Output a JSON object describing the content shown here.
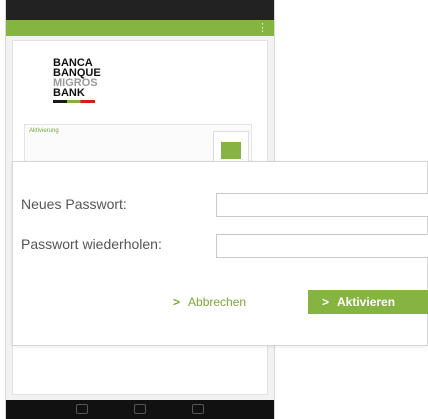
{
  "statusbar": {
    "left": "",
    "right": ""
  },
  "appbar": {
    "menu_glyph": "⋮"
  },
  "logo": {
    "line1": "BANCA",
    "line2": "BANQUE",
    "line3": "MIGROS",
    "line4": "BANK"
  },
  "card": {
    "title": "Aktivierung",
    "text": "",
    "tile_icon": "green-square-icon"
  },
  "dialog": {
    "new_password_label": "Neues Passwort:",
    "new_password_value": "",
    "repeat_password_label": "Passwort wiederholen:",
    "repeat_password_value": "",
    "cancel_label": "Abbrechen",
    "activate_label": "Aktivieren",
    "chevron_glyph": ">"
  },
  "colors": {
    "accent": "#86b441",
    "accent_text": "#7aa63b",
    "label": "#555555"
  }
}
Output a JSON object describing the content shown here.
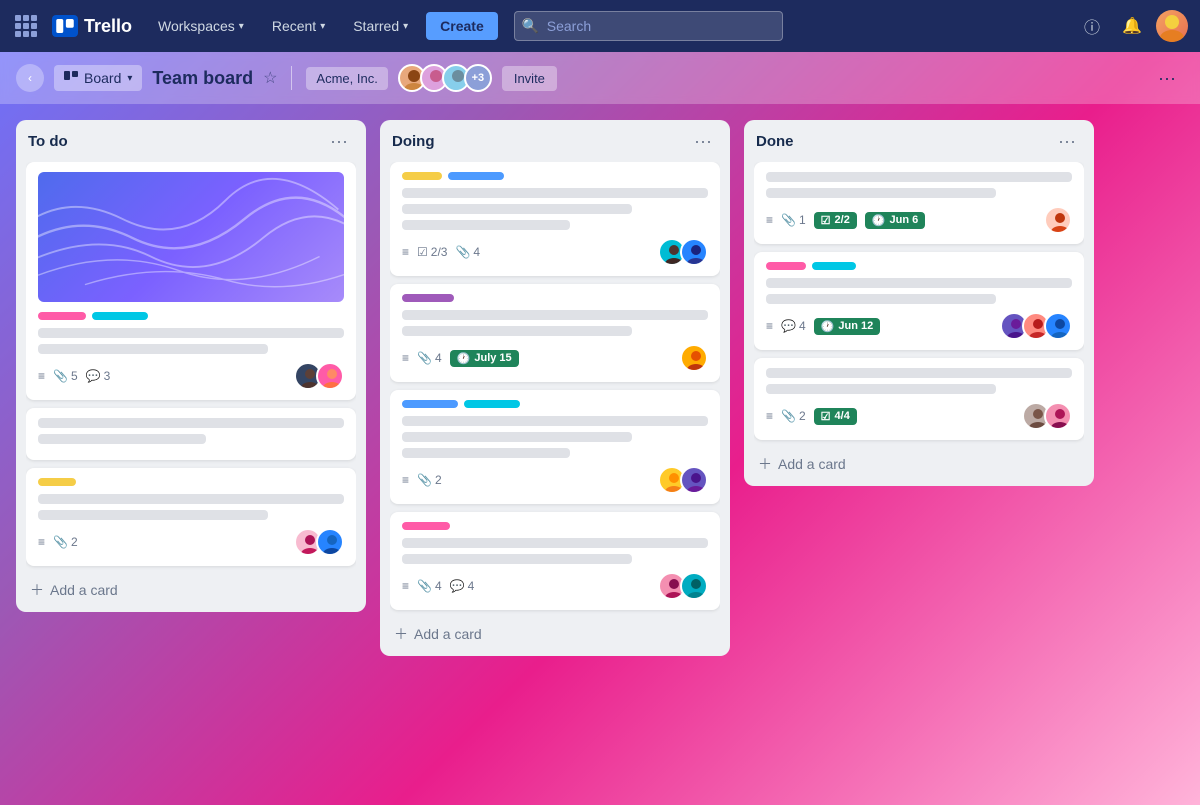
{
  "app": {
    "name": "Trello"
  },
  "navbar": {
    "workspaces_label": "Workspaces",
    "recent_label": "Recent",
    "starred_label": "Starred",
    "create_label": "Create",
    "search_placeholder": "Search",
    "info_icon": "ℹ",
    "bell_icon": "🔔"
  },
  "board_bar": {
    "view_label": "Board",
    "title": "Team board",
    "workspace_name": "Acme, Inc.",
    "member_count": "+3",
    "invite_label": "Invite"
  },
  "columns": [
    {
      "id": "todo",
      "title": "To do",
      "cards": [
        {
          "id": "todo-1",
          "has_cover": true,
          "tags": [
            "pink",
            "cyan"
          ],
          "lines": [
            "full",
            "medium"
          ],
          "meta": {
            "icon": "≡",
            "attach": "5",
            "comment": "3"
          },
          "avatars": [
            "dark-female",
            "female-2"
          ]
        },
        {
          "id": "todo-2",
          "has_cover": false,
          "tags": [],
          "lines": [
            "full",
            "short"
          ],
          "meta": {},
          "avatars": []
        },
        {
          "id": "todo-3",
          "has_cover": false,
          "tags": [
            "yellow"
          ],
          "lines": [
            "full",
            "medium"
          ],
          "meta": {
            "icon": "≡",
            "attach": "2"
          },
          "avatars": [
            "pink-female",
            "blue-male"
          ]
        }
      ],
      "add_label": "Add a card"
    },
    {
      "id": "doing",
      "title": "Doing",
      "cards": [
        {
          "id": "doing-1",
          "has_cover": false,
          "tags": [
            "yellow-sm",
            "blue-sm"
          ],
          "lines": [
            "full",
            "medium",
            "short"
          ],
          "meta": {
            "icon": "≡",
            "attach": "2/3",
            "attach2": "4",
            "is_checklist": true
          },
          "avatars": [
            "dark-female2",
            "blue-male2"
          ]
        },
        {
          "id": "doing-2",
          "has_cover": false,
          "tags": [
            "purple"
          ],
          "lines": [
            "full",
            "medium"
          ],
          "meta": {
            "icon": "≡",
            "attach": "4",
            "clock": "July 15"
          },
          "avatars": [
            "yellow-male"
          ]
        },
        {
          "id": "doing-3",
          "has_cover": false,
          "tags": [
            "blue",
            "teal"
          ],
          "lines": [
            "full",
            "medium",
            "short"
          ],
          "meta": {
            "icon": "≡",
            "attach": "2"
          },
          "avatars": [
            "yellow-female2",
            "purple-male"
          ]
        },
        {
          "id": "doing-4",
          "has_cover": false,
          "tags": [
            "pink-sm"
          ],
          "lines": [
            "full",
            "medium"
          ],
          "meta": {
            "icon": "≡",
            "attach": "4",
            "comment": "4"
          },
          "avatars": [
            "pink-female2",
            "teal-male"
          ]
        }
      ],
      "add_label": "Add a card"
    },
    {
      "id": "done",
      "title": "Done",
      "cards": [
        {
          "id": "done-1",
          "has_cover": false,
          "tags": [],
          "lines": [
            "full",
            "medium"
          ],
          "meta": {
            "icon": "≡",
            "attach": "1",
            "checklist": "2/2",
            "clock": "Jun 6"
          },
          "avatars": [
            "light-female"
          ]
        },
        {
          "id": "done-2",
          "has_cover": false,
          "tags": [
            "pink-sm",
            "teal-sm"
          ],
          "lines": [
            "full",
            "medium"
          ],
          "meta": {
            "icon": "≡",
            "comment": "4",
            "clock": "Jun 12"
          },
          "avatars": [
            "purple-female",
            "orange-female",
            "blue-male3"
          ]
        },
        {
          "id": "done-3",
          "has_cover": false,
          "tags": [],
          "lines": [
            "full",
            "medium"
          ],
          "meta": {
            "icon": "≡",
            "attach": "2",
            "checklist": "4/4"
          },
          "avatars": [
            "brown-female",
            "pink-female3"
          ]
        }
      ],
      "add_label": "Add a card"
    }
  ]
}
************
● **WORK REQUIRED**
Omit the pictures, then output the rest of the listing exactly.

● **CORRECT OUTPUT**
Output a JSON object describing the content shown here.
{
  "statusbar": {
    "left": "",
    "right": ""
  },
  "appbar": {
    "menu_glyph": "⋮"
  },
  "logo": {
    "line1": "BANCA",
    "line2": "BANQUE",
    "line3": "MIGROS",
    "line4": "BANK"
  },
  "card": {
    "title": "Aktivierung",
    "text": "",
    "tile_icon": "green-square-icon"
  },
  "dialog": {
    "new_password_label": "Neues Passwort:",
    "new_password_value": "",
    "repeat_password_label": "Passwort wiederholen:",
    "repeat_password_value": "",
    "cancel_label": "Abbrechen",
    "activate_label": "Aktivieren",
    "chevron_glyph": ">"
  },
  "colors": {
    "accent": "#86b441",
    "accent_text": "#7aa63b",
    "label": "#555555"
  }
}
Output a JSON object describing the content shown here.
{
  "app": {
    "name": "Trello"
  },
  "navbar": {
    "workspaces_label": "Workspaces",
    "recent_label": "Recent",
    "starred_label": "Starred",
    "create_label": "Create",
    "search_placeholder": "Search",
    "info_icon": "ℹ",
    "bell_icon": "🔔"
  },
  "board_bar": {
    "view_label": "Board",
    "title": "Team board",
    "workspace_name": "Acme, Inc.",
    "member_count": "+3",
    "invite_label": "Invite"
  },
  "columns": [
    {
      "id": "todo",
      "title": "To do",
      "cards": [
        {
          "id": "todo-1",
          "has_cover": true,
          "tags": [
            "pink",
            "cyan"
          ],
          "lines": [
            "full",
            "medium"
          ],
          "meta": {
            "icon": "≡",
            "attach": "5",
            "comment": "3"
          },
          "avatars": [
            "dark-female",
            "female-2"
          ]
        },
        {
          "id": "todo-2",
          "has_cover": false,
          "tags": [],
          "lines": [
            "full",
            "short"
          ],
          "meta": {},
          "avatars": []
        },
        {
          "id": "todo-3",
          "has_cover": false,
          "tags": [
            "yellow"
          ],
          "lines": [
            "full",
            "medium"
          ],
          "meta": {
            "icon": "≡",
            "attach": "2"
          },
          "avatars": [
            "pink-female",
            "blue-male"
          ]
        }
      ],
      "add_label": "Add a card"
    },
    {
      "id": "doing",
      "title": "Doing",
      "cards": [
        {
          "id": "doing-1",
          "has_cover": false,
          "tags": [
            "yellow-sm",
            "blue-sm"
          ],
          "lines": [
            "full",
            "medium",
            "short"
          ],
          "meta": {
            "icon": "≡",
            "attach": "2/3",
            "attach2": "4",
            "is_checklist": true
          },
          "avatars": [
            "dark-female2",
            "blue-male2"
          ]
        },
        {
          "id": "doing-2",
          "has_cover": false,
          "tags": [
            "purple"
          ],
          "lines": [
            "full",
            "medium"
          ],
          "meta": {
            "icon": "≡",
            "attach": "4",
            "clock": "July 15"
          },
          "avatars": [
            "yellow-male"
          ]
        },
        {
          "id": "doing-3",
          "has_cover": false,
          "tags": [
            "blue",
            "teal"
          ],
          "lines": [
            "full",
            "medium",
            "short"
          ],
          "meta": {
            "icon": "≡",
            "attach": "2"
          },
          "avatars": [
            "yellow-female2",
            "purple-male"
          ]
        },
        {
          "id": "doing-4",
          "has_cover": false,
          "tags": [
            "pink-sm"
          ],
          "lines": [
            "full",
            "medium"
          ],
          "meta": {
            "icon": "≡",
            "attach": "4",
            "comment": "4"
          },
          "avatars": [
            "pink-female2",
            "teal-male"
          ]
        }
      ],
      "add_label": "Add a card"
    },
    {
      "id": "done",
      "title": "Done",
      "cards": [
        {
          "id": "done-1",
          "has_cover": false,
          "tags": [],
          "lines": [
            "full",
            "medium"
          ],
          "meta": {
            "icon": "≡",
            "attach": "1",
            "checklist": "2/2",
            "clock": "Jun 6"
          },
          "avatars": [
            "light-female"
          ]
        },
        {
          "id": "done-2",
          "has_cover": false,
          "tags": [
            "pink-sm",
            "teal-sm"
          ],
          "lines": [
            "full",
            "medium"
          ],
          "meta": {
            "icon": "≡",
            "comment": "4",
            "clock": "Jun 12"
          },
          "avatars": [
            "purple-female",
            "orange-female",
            "blue-male3"
          ]
        },
        {
          "id": "done-3",
          "has_cover": false,
          "tags": [],
          "lines": [
            "full",
            "medium"
          ],
          "meta": {
            "icon": "≡",
            "attach": "2",
            "checklist": "4/4"
          },
          "avatars": [
            "brown-female",
            "pink-female3"
          ]
        }
      ],
      "add_label": "Add a card"
    }
  ]
}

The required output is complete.